- _GIVEN RECORDS_:
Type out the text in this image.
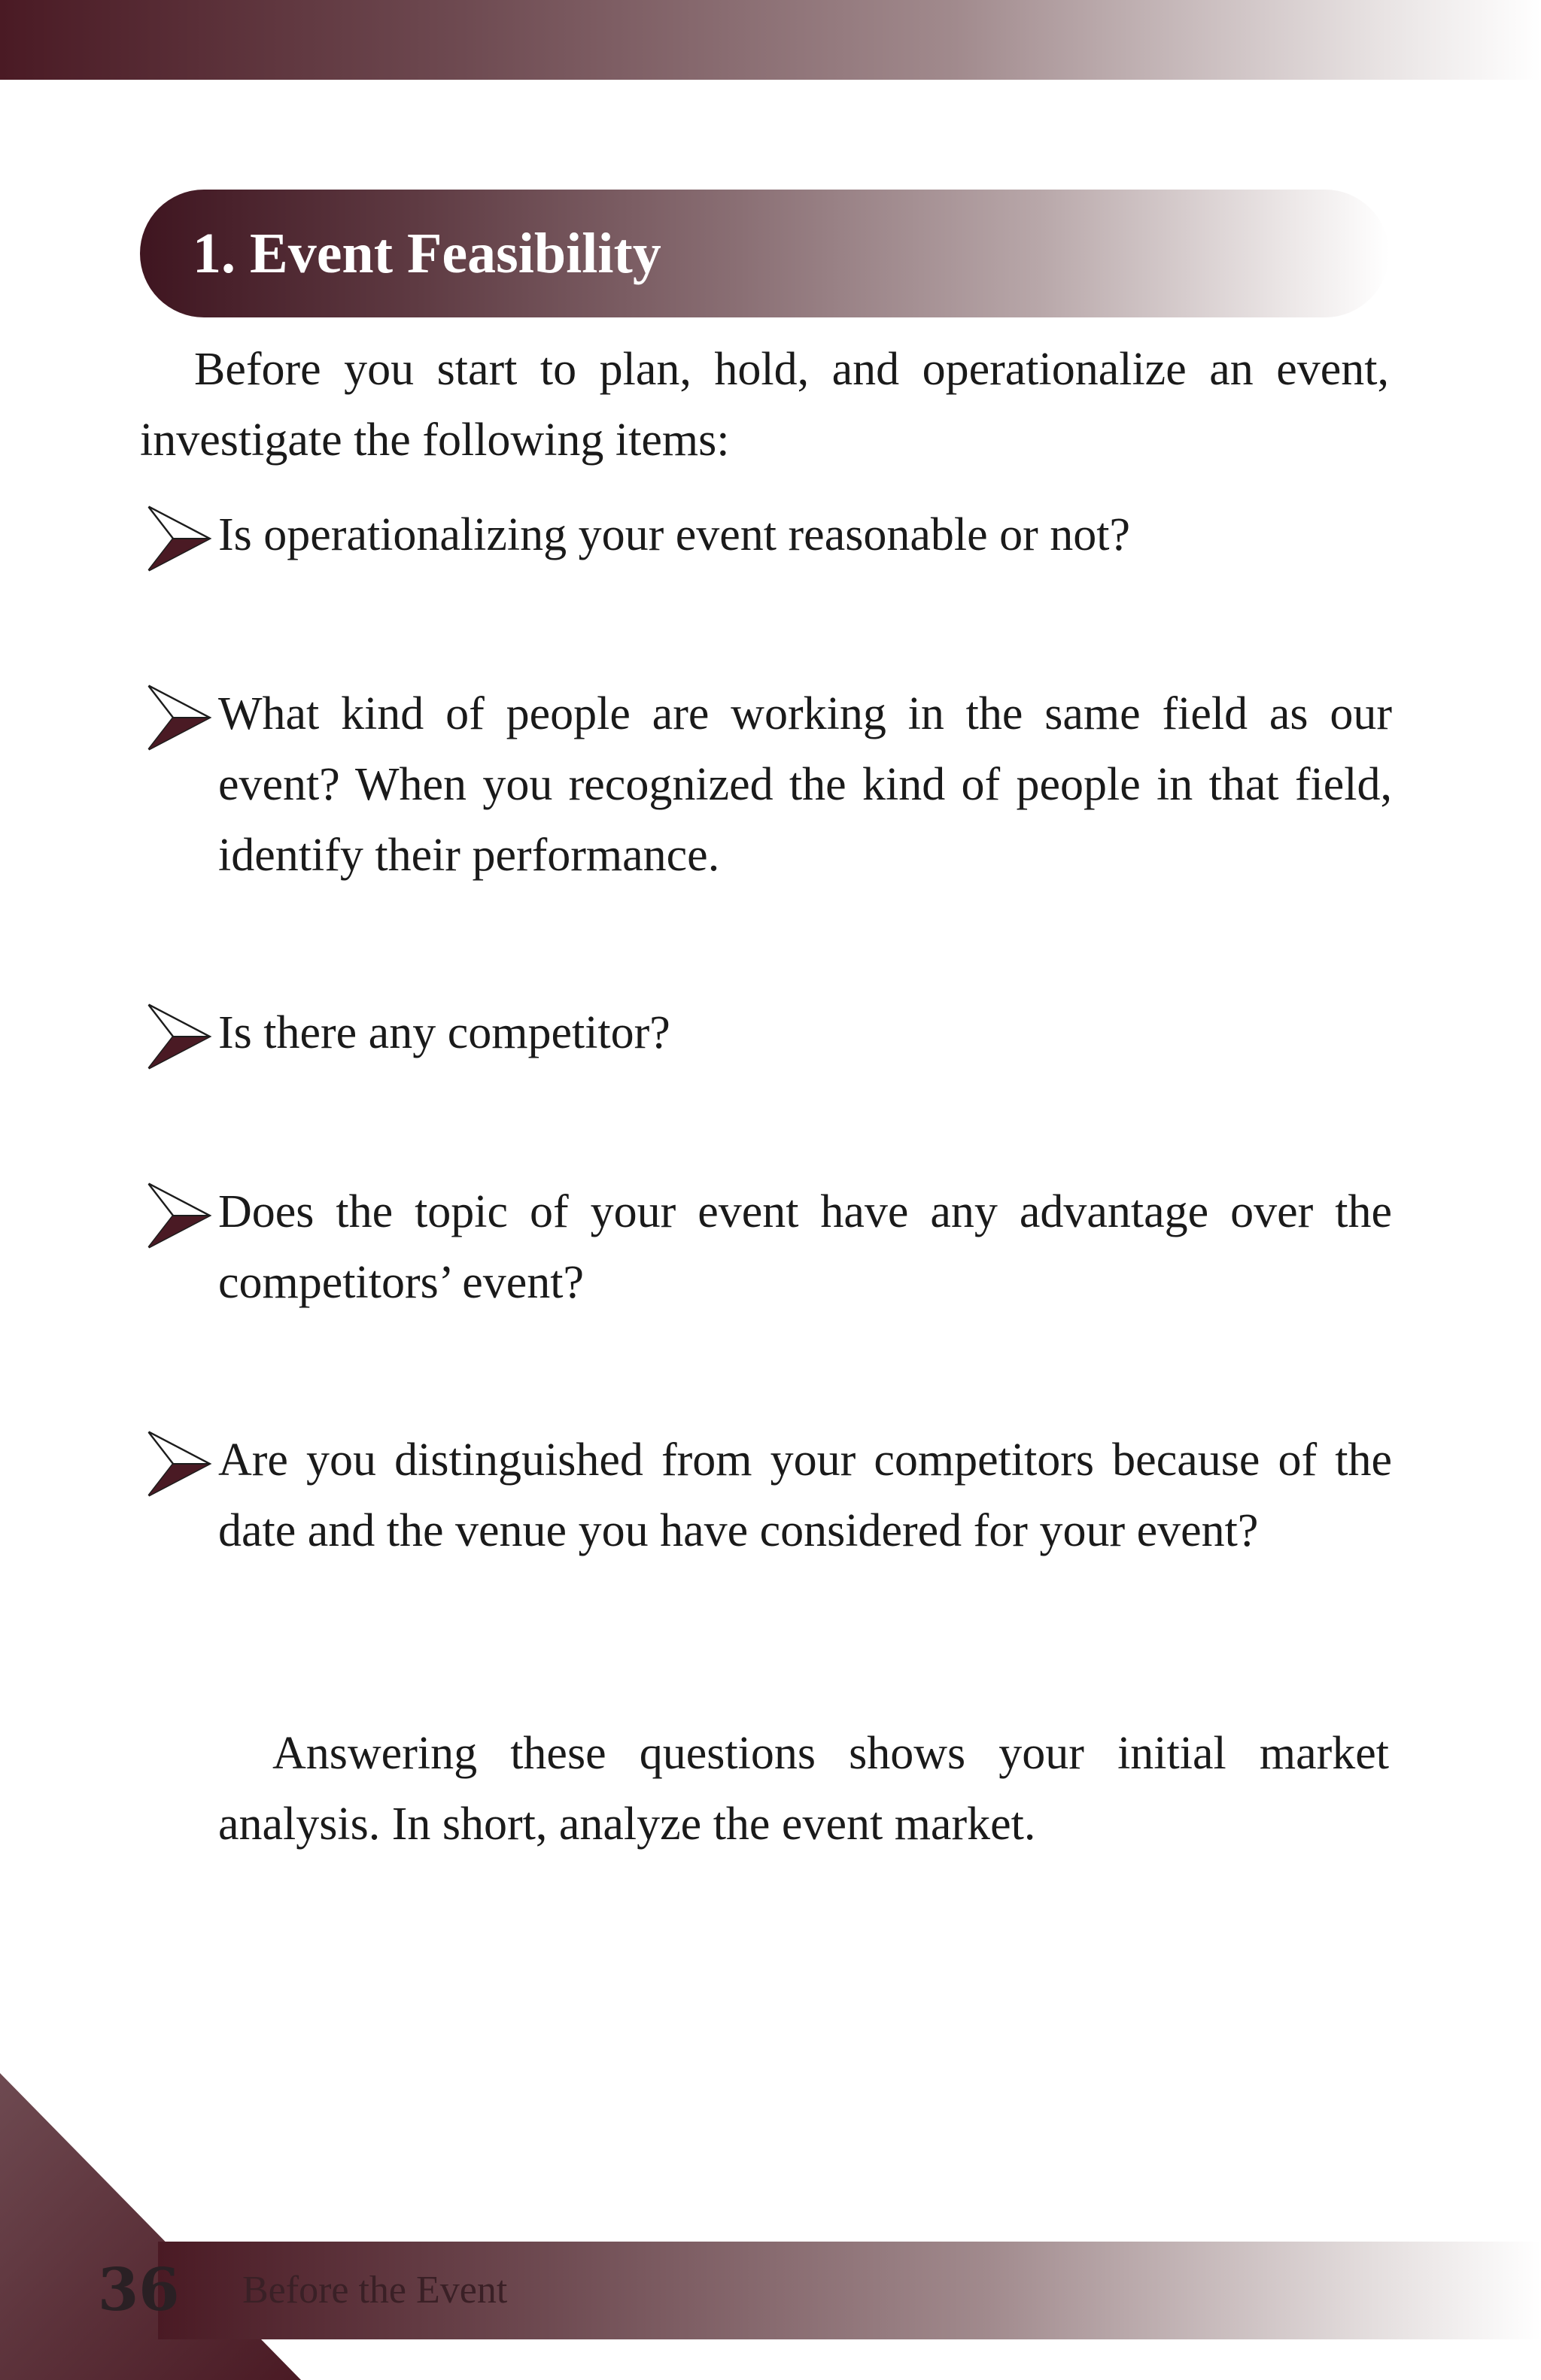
1. Event Feasibility

Before you start to plan, hold, and operationalize an event, investigate the following items:

Is operationalizing your event reasonable or not?

What kind of people are working in the same field as our event? When you recognized the kind of people in that field, identify their performance.

Is there any competitor?

Does the topic of your event have any advantage over the competitors’ event?

Are you distinguished from your competitors because of the date and the venue you have considered for your event?

Answering these questions shows your initial market analysis. In short, analyze the event market.

36 Before the Event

- _WRITTEN REQUEST_: The data should be printed again unchanged; leave its pictures out.

- _REPLY_:
Type out the text in this image.
1. Event Feasibility

Before you start to plan, hold, and operationalize an event, investigate the following items:

Is operationalizing your event reasonable or not?

What kind of people are working in the same field as our event? When you recognized the kind of people in that field, identify their performance.

Is there any competitor?

Does the topic of your event have any advantage over the competitors’ event?

Are you distinguished from your competitors because of the date and the venue you have considered for your event?

Answering these questions shows your initial market analysis. In short, analyze the event market.

36 Before the Event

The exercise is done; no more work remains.